_Exercise prompt_
Make an exact transcription of the material, leaving out all images.

[Saved entries]
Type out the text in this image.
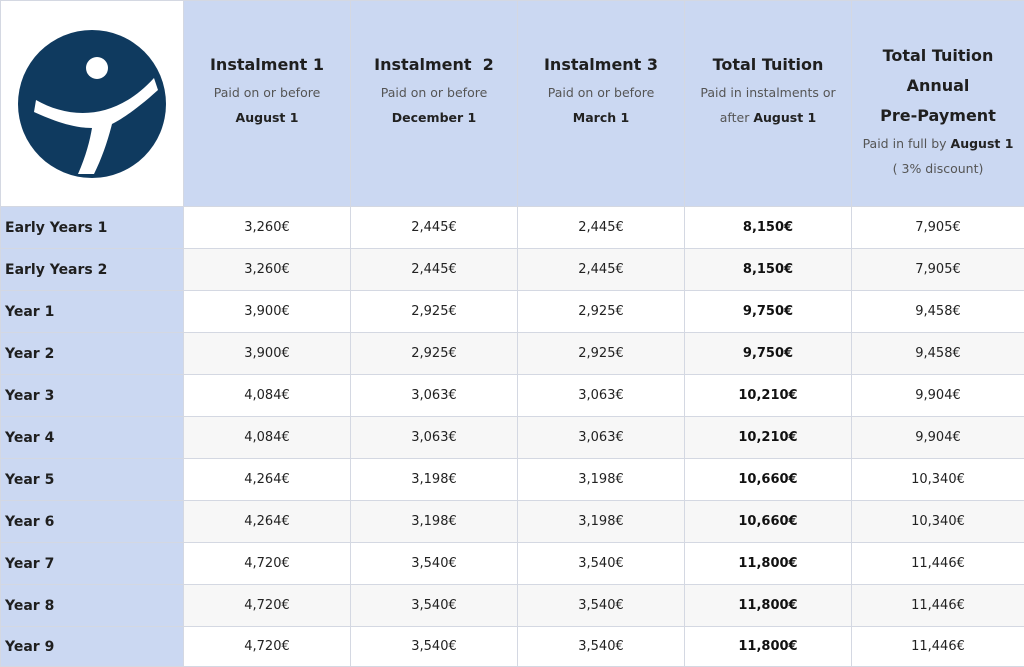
Instalment 1
Paid on or before
August 1	Instalment  2
Paid on or before
December 1	Instalment 3
Paid on or before
March 1	Total Tuition
Paid in instalments or
after August 1	Total Tuition
Annual
Pre-Payment
Paid in full by August 1
( 3% discount)

Early Years 1	3,260€	2,445€	2,445€	8,150€	7,905€
Early Years 2	3,260€	2,445€	2,445€	8,150€	7,905€
Year 1	3,900€	2,925€	2,925€	9,750€	9,458€
Year 2	3,900€	2,925€	2,925€	9,750€	9,458€
Year 3	4,084€	3,063€	3,063€	10,210€	9,904€
Year 4	4,084€	3,063€	3,063€	10,210€	9,904€
Year 5	4,264€	3,198€	3,198€	10,660€	10,340€
Year 6	4,264€	3,198€	3,198€	10,660€	10,340€
Year 7	4,720€	3,540€	3,540€	11,800€	11,446€
Year 8	4,720€	3,540€	3,540€	11,800€	11,446€
Year 9	4,720€	3,540€	3,540€	11,800€	11,446€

_Response to the task_
Type out the text in this image.
Instalment 1
Paid on or before
August 1	Instalment  2
Paid on or before
December 1	Instalment 3
Paid on or before
March 1	Total Tuition
Paid in instalments or
after August 1	Total Tuition
Annual
Pre-Payment
Paid in full by August 1
( 3% discount)

Early Years 1	3,260€	2,445€	2,445€	8,150€	7,905€
Early Years 2	3,260€	2,445€	2,445€	8,150€	7,905€
Year 1	3,900€	2,925€	2,925€	9,750€	9,458€
Year 2	3,900€	2,925€	2,925€	9,750€	9,458€
Year 3	4,084€	3,063€	3,063€	10,210€	9,904€
Year 4	4,084€	3,063€	3,063€	10,210€	9,904€
Year 5	4,264€	3,198€	3,198€	10,660€	10,340€
Year 6	4,264€	3,198€	3,198€	10,660€	10,340€
Year 7	4,720€	3,540€	3,540€	11,800€	11,446€
Year 8	4,720€	3,540€	3,540€	11,800€	11,446€
Year 9	4,720€	3,540€	3,540€	11,800€	11,446€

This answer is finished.